▶ **THE PROBLEM**
Each entry below should be returned exactly as is, with the pictures removed.

▶ **RECORDS SHOWN**
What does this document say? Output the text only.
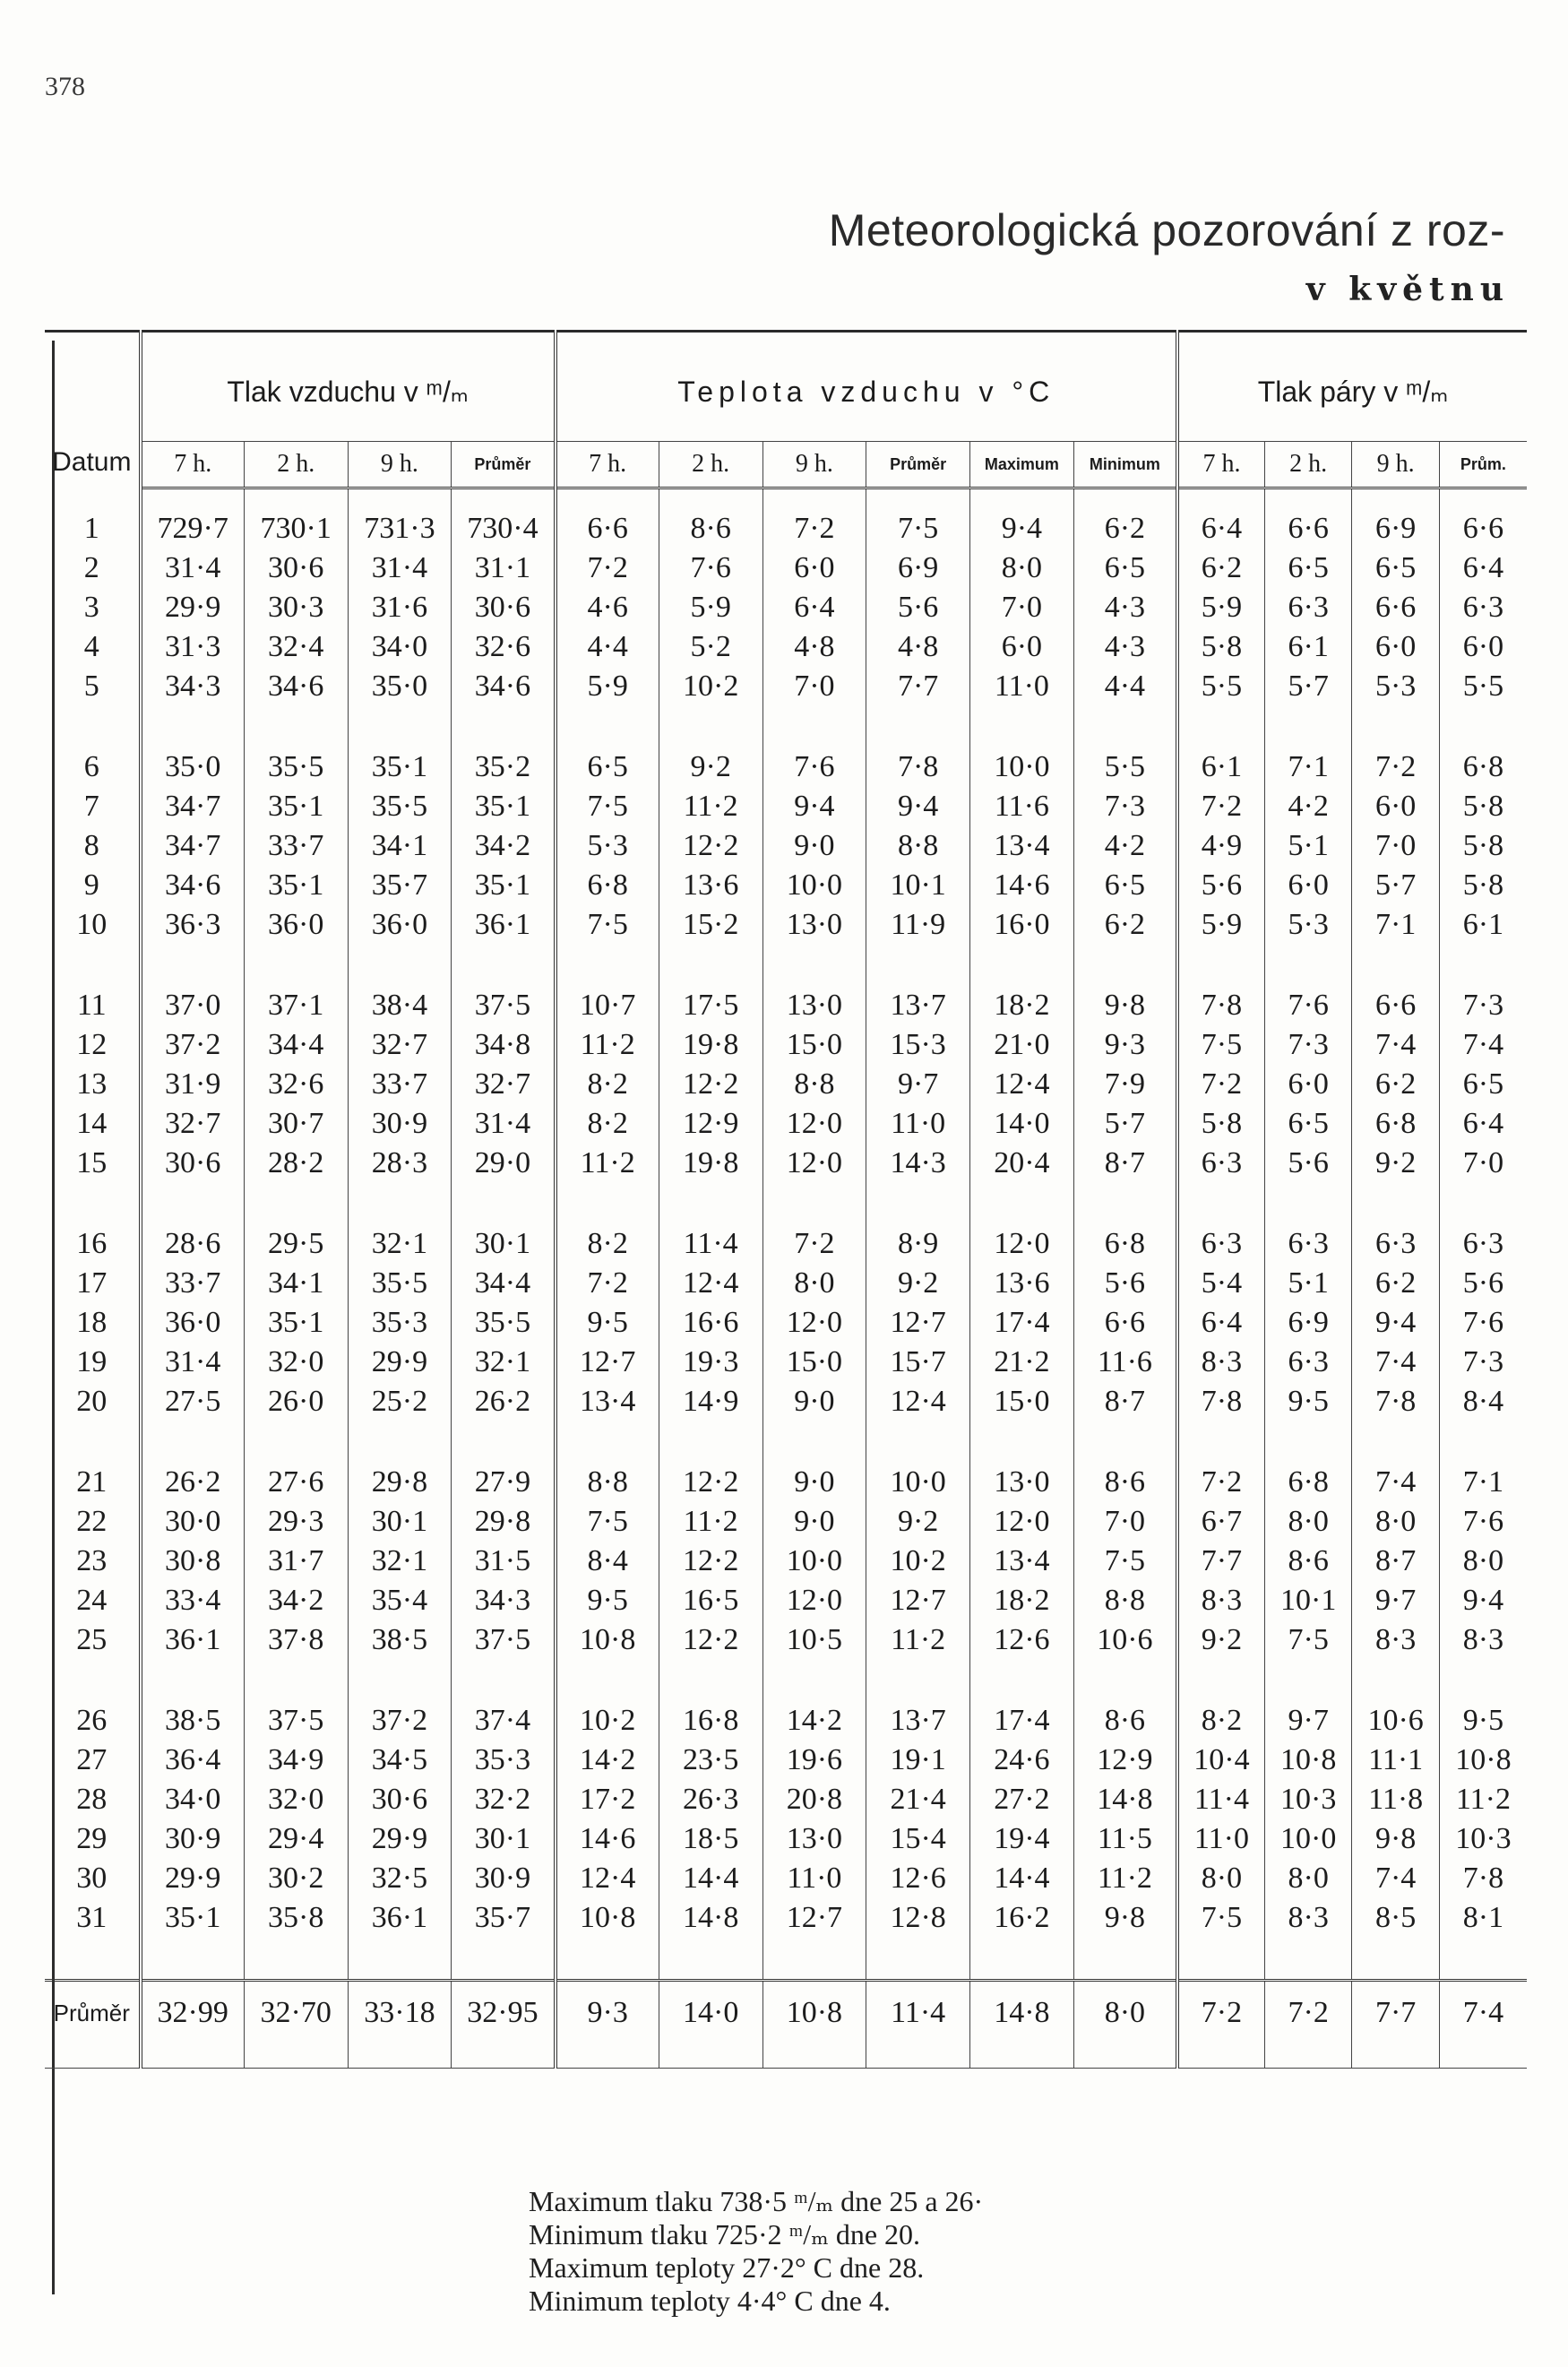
378
Meteorologická pozorování z roz-
v květnu
Datum	Tlak vzduchu v ᵐ/ₘ				Teplota vzduchu v °C						Tlak páry v ᵐ/ₘ			
	7 h.	2 h.	9 h.	Průměr	7 h.	2 h.	9 h.	Průměr	Maximum	Minimum	7 h.	2 h.	9 h.	Prům.

1	729·7	730·1	731·3	730·4	6·6	8·6	7·2	7·5	9·4	6·2	6·4	6·6	6·9	6·6
2	31·4	30·6	31·4	31·1	7·2	7·6	6·0	6·9	8·0	6·5	6·2	6·5	6·5	6·4
3	29·9	30·3	31·6	30·6	4·6	5·9	6·4	5·6	7·0	4·3	5·9	6·3	6·6	6·3
4	31·3	32·4	34·0	32·6	4·4	5·2	4·8	4·8	6·0	4·3	5·8	6·1	6·0	6·0
5	34·3	34·6	35·0	34·6	5·9	10·2	7·0	7·7	11·0	4·4	5·5	5·7	5·3	5·5

6	35·0	35·5	35·1	35·2	6·5	9·2	7·6	7·8	10·0	5·5	6·1	7·1	7·2	6·8
7	34·7	35·1	35·5	35·1	7·5	11·2	9·4	9·4	11·6	7·3	7·2	4·2	6·0	5·8
8	34·7	33·7	34·1	34·2	5·3	12·2	9·0	8·8	13·4	4·2	4·9	5·1	7·0	5·8
9	34·6	35·1	35·7	35·1	6·8	13·6	10·0	10·1	14·6	6·5	5·6	6·0	5·7	5·8
10	36·3	36·0	36·0	36·1	7·5	15·2	13·0	11·9	16·0	6·2	5·9	5·3	7·1	6·1

11	37·0	37·1	38·4	37·5	10·7	17·5	13·0	13·7	18·2	9·8	7·8	7·6	6·6	7·3
12	37·2	34·4	32·7	34·8	11·2	19·8	15·0	15·3	21·0	9·3	7·5	7·3	7·4	7·4
13	31·9	32·6	33·7	32·7	8·2	12·2	8·8	9·7	12·4	7·9	7·2	6·0	6·2	6·5
14	32·7	30·7	30·9	31·4	8·2	12·9	12·0	11·0	14·0	5·7	5·8	6·5	6·8	6·4
15	30·6	28·2	28·3	29·0	11·2	19·8	12·0	14·3	20·4	8·7	6·3	5·6	9·2	7·0

16	28·6	29·5	32·1	30·1	8·2	11·4	7·2	8·9	12·0	6·8	6·3	6·3	6·3	6·3
17	33·7	34·1	35·5	34·4	7·2	12·4	8·0	9·2	13·6	5·6	5·4	5·1	6·2	5·6
18	36·0	35·1	35·3	35·5	9·5	16·6	12·0	12·7	17·4	6·6	6·4	6·9	9·4	7·6
19	31·4	32·0	29·9	32·1	12·7	19·3	15·0	15·7	21·2	11·6	8·3	6·3	7·4	7·3
20	27·5	26·0	25·2	26·2	13·4	14·9	9·0	12·4	15·0	8·7	7·8	9·5	7·8	8·4

21	26·2	27·6	29·8	27·9	8·8	12·2	9·0	10·0	13·0	8·6	7·2	6·8	7·4	7·1
22	30·0	29·3	30·1	29·8	7·5	11·2	9·0	9·2	12·0	7·0	6·7	8·0	8·0	7·6
23	30·8	31·7	32·1	31·5	8·4	12·2	10·0	10·2	13·4	7·5	7·7	8·6	8·7	8·0
24	33·4	34·2	35·4	34·3	9·5	16·5	12·0	12·7	18·2	8·8	8·3	10·1	9·7	9·4
25	36·1	37·8	38·5	37·5	10·8	12·2	10·5	11·2	12·6	10·6	9·2	7·5	8·3	8·3

26	38·5	37·5	37·2	37·4	10·2	16·8	14·2	13·7	17·4	8·6	8·2	9·7	10·6	9·5
27	36·4	34·9	34·5	35·3	14·2	23·5	19·6	19·1	24·6	12·9	10·4	10·8	11·1	10·8
28	34·0	32·0	30·6	32·2	17·2	26·3	20·8	21·4	27·2	14·8	11·4	10·3	11·8	11·2
29	30·9	29·4	29·9	30·1	14·6	18·5	13·0	15·4	19·4	11·5	11·0	10·0	9·8	10·3
30	29·9	30·2	32·5	30·9	12·4	14·4	11·0	12·6	14·4	11·2	8·0	8·0	7·4	7·8
31	35·1	35·8	36·1	35·7	10·8	14·8	12·7	12·8	16·2	9·8	7·5	8·3	8·5	8·1

Průměr	32·99	32·70	33·18	32·95	9·3	14·0	10·8	11·4	14·8	8·0	7·2	7·2	7·7	7·4

Maximum tlaku 738·5 ᵐ/ₘ dne 25 a 26·
Minimum tlaku 725·2 ᵐ/ₘ dne 20.
Maximum teploty 27·2° C dne 28.
Minimum teploty 4·4° C dne 4.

▶ **ANSWER FOR THE TASK**
What does this document say? Output the text only.
378
Meteorologická pozorování z roz-
v květnu
Datum	Tlak vzduchu v ᵐ/ₘ				Teplota vzduchu v °C						Tlak páry v ᵐ/ₘ			
	7 h.	2 h.	9 h.	Průměr	7 h.	2 h.	9 h.	Průměr	Maximum	Minimum	7 h.	2 h.	9 h.	Prům.

1	729·7	730·1	731·3	730·4	6·6	8·6	7·2	7·5	9·4	6·2	6·4	6·6	6·9	6·6
2	31·4	30·6	31·4	31·1	7·2	7·6	6·0	6·9	8·0	6·5	6·2	6·5	6·5	6·4
3	29·9	30·3	31·6	30·6	4·6	5·9	6·4	5·6	7·0	4·3	5·9	6·3	6·6	6·3
4	31·3	32·4	34·0	32·6	4·4	5·2	4·8	4·8	6·0	4·3	5·8	6·1	6·0	6·0
5	34·3	34·6	35·0	34·6	5·9	10·2	7·0	7·7	11·0	4·4	5·5	5·7	5·3	5·5

6	35·0	35·5	35·1	35·2	6·5	9·2	7·6	7·8	10·0	5·5	6·1	7·1	7·2	6·8
7	34·7	35·1	35·5	35·1	7·5	11·2	9·4	9·4	11·6	7·3	7·2	4·2	6·0	5·8
8	34·7	33·7	34·1	34·2	5·3	12·2	9·0	8·8	13·4	4·2	4·9	5·1	7·0	5·8
9	34·6	35·1	35·7	35·1	6·8	13·6	10·0	10·1	14·6	6·5	5·6	6·0	5·7	5·8
10	36·3	36·0	36·0	36·1	7·5	15·2	13·0	11·9	16·0	6·2	5·9	5·3	7·1	6·1

11	37·0	37·1	38·4	37·5	10·7	17·5	13·0	13·7	18·2	9·8	7·8	7·6	6·6	7·3
12	37·2	34·4	32·7	34·8	11·2	19·8	15·0	15·3	21·0	9·3	7·5	7·3	7·4	7·4
13	31·9	32·6	33·7	32·7	8·2	12·2	8·8	9·7	12·4	7·9	7·2	6·0	6·2	6·5
14	32·7	30·7	30·9	31·4	8·2	12·9	12·0	11·0	14·0	5·7	5·8	6·5	6·8	6·4
15	30·6	28·2	28·3	29·0	11·2	19·8	12·0	14·3	20·4	8·7	6·3	5·6	9·2	7·0

16	28·6	29·5	32·1	30·1	8·2	11·4	7·2	8·9	12·0	6·8	6·3	6·3	6·3	6·3
17	33·7	34·1	35·5	34·4	7·2	12·4	8·0	9·2	13·6	5·6	5·4	5·1	6·2	5·6
18	36·0	35·1	35·3	35·5	9·5	16·6	12·0	12·7	17·4	6·6	6·4	6·9	9·4	7·6
19	31·4	32·0	29·9	32·1	12·7	19·3	15·0	15·7	21·2	11·6	8·3	6·3	7·4	7·3
20	27·5	26·0	25·2	26·2	13·4	14·9	9·0	12·4	15·0	8·7	7·8	9·5	7·8	8·4

21	26·2	27·6	29·8	27·9	8·8	12·2	9·0	10·0	13·0	8·6	7·2	6·8	7·4	7·1
22	30·0	29·3	30·1	29·8	7·5	11·2	9·0	9·2	12·0	7·0	6·7	8·0	8·0	7·6
23	30·8	31·7	32·1	31·5	8·4	12·2	10·0	10·2	13·4	7·5	7·7	8·6	8·7	8·0
24	33·4	34·2	35·4	34·3	9·5	16·5	12·0	12·7	18·2	8·8	8·3	10·1	9·7	9·4
25	36·1	37·8	38·5	37·5	10·8	12·2	10·5	11·2	12·6	10·6	9·2	7·5	8·3	8·3

26	38·5	37·5	37·2	37·4	10·2	16·8	14·2	13·7	17·4	8·6	8·2	9·7	10·6	9·5
27	36·4	34·9	34·5	35·3	14·2	23·5	19·6	19·1	24·6	12·9	10·4	10·8	11·1	10·8
28	34·0	32·0	30·6	32·2	17·2	26·3	20·8	21·4	27·2	14·8	11·4	10·3	11·8	11·2
29	30·9	29·4	29·9	30·1	14·6	18·5	13·0	15·4	19·4	11·5	11·0	10·0	9·8	10·3
30	29·9	30·2	32·5	30·9	12·4	14·4	11·0	12·6	14·4	11·2	8·0	8·0	7·4	7·8
31	35·1	35·8	36·1	35·7	10·8	14·8	12·7	12·8	16·2	9·8	7·5	8·3	8·5	8·1

Průměr	32·99	32·70	33·18	32·95	9·3	14·0	10·8	11·4	14·8	8·0	7·2	7·2	7·7	7·4

Maximum tlaku 738·5 ᵐ/ₘ dne 25 a 26·
Minimum tlaku 725·2 ᵐ/ₘ dne 20.
Maximum teploty 27·2° C dne 28.
Minimum teploty 4·4° C dne 4.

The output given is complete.